— begin Given entries —
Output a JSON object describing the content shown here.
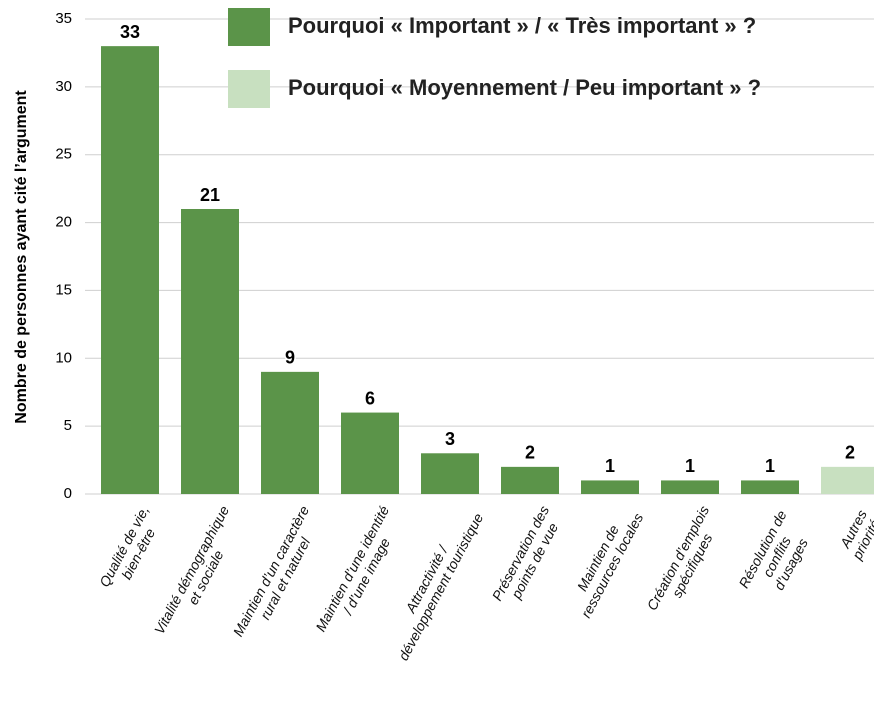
{
  "chart_data": {
    "type": "bar",
    "y_label": "Nombre de personnes ayant cité l’argument",
    "categories": [
      "Qualité de vie,\nbien-être",
      "Vitalité démographique\net sociale",
      "Maintien d’un caractère\nrural et naturel",
      "Maintien d’une identité\n/ d’une image",
      "Attractivité /\ndéveloppement touristique",
      "Préservation des\npoints de vue",
      "Maintien de\nressources locales",
      "Création d’emplois\nspécifiques",
      "Résolution de\nconflits d’usages",
      "Autres priorités"
    ],
    "series": [
      {
        "name": "Pourquoi « Important » / « Très important » ?",
        "color": "#5b9449",
        "values": [
          33,
          21,
          9,
          6,
          3,
          2,
          1,
          1,
          1,
          null
        ]
      },
      {
        "name": "Pourquoi « Moyennement / Peu important » ?",
        "color": "#c8e0c0",
        "values": [
          null,
          null,
          null,
          null,
          null,
          null,
          null,
          null,
          null,
          2
        ]
      }
    ],
    "ylim": [
      0,
      35
    ],
    "yticks": [
      0,
      5,
      10,
      15,
      20,
      25,
      30,
      35
    ],
    "grid": true
  }
}
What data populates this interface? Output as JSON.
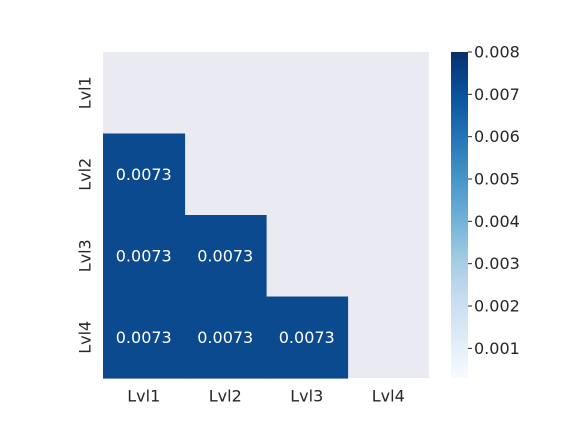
— end Given entries —
What the exercise asks
The entries above should be reproduced exactly, without their pictures.

Result below
Output a JSON object describing the content shown here.
{
  "chart_data": {
    "type": "bar",
    "y_label": "Nombre de personnes ayant cité l’argument",
    "categories": [
      "Qualité de vie,\nbien-être",
      "Vitalité démographique\net sociale",
      "Maintien d’un caractère\nrural et naturel",
      "Maintien d’une identité\n/ d’une image",
      "Attractivité /\ndéveloppement touristique",
      "Préservation des\npoints de vue",
      "Maintien de\nressources locales",
      "Création d’emplois\nspécifiques",
      "Résolution de\nconflits d’usages",
      "Autres priorités"
    ],
    "series": [
      {
        "name": "Pourquoi « Important » / « Très important » ?",
        "color": "#5b9449",
        "values": [
          33,
          21,
          9,
          6,
          3,
          2,
          1,
          1,
          1,
          null
        ]
      },
      {
        "name": "Pourquoi « Moyennement / Peu important » ?",
        "color": "#c8e0c0",
        "values": [
          null,
          null,
          null,
          null,
          null,
          null,
          null,
          null,
          null,
          2
        ]
      }
    ],
    "ylim": [
      0,
      35
    ],
    "yticks": [
      0,
      5,
      10,
      15,
      20,
      25,
      30,
      35
    ],
    "grid": true
  }
}
What data populates this interface? Output as JSON.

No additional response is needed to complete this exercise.